-- WORK REQUIRED --
Repeat the whole listing exactly.

-- EXTRACTED DATA --
----------------

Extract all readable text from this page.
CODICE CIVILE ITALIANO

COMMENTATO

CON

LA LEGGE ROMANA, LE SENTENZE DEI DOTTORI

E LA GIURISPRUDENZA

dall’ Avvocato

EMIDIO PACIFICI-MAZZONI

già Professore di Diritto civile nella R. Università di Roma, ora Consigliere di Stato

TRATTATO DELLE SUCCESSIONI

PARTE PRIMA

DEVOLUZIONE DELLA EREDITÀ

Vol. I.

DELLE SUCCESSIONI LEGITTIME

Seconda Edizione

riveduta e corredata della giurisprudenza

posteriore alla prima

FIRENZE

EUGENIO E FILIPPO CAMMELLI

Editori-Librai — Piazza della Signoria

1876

----------------

-- RESULT OF THE EXERCISE --
Extract all readable text from this page.
CODICE CIVILE ITALIANO

COMMENTATO

CON

LA LEGGE ROMANA, LE SENTENZE DEI DOTTORI

E LA GIURISPRUDENZA

dall’ Avvocato

EMIDIO PACIFICI-MAZZONI

già Professore di Diritto civile nella R. Università di Roma, ora Consigliere di Stato

TRATTATO DELLE SUCCESSIONI

PARTE PRIMA

DEVOLUZIONE DELLA EREDITÀ

Vol. I.

DELLE SUCCESSIONI LEGITTIME

Seconda Edizione

riveduta e corredata della giurisprudenza

posteriore alla prima

FIRENZE

EUGENIO E FILIPPO CAMMELLI

Editori-Librai — Piazza della Signoria

1876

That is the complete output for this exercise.